Make an exact copy of the lines below.

» Provided material
++++
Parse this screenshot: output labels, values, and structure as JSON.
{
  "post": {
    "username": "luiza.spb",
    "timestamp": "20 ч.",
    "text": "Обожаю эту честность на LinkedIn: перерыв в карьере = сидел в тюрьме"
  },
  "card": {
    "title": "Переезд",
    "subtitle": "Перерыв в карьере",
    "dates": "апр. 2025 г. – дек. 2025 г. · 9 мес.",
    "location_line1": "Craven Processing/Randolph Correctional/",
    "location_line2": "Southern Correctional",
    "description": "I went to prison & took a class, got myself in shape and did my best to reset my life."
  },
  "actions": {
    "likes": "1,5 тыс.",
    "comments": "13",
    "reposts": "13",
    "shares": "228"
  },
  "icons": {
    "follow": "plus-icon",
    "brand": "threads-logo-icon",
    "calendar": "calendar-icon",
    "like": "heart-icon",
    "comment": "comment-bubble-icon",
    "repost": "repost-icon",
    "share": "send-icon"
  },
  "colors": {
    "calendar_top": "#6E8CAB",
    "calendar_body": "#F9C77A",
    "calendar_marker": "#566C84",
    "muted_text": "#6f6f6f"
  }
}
++++
» The output
Parse this screenshot: output labels, values, and structure as JSON.
{
  "post": {
    "username": "luiza.spb",
    "timestamp": "20 ч.",
    "text": "Обожаю эту честность на LinkedIn: перерыв в карьере = сидел в тюрьме"
  },
  "card": {
    "title": "Переезд",
    "subtitle": "Перерыв в карьере",
    "dates": "апр. 2025 г. – дек. 2025 г. · 9 мес.",
    "location_line1": "Craven Processing/Randolph Correctional/",
    "location_line2": "Southern Correctional",
    "description": "I went to prison & took a class, got myself in shape and did my best to reset my life."
  },
  "actions": {
    "likes": "1,5 тыс.",
    "comments": "13",
    "reposts": "13",
    "shares": "228"
  },
  "icons": {
    "follow": "plus-icon",
    "brand": "threads-logo-icon",
    "calendar": "calendar-icon",
    "like": "heart-icon",
    "comment": "comment-bubble-icon",
    "repost": "repost-icon",
    "share": "send-icon"
  },
  "colors": {
    "calendar_top": "#6E8CAB",
    "calendar_body": "#F9C77A",
    "calendar_marker": "#566C84",
    "muted_text": "#6f6f6f"
  }
}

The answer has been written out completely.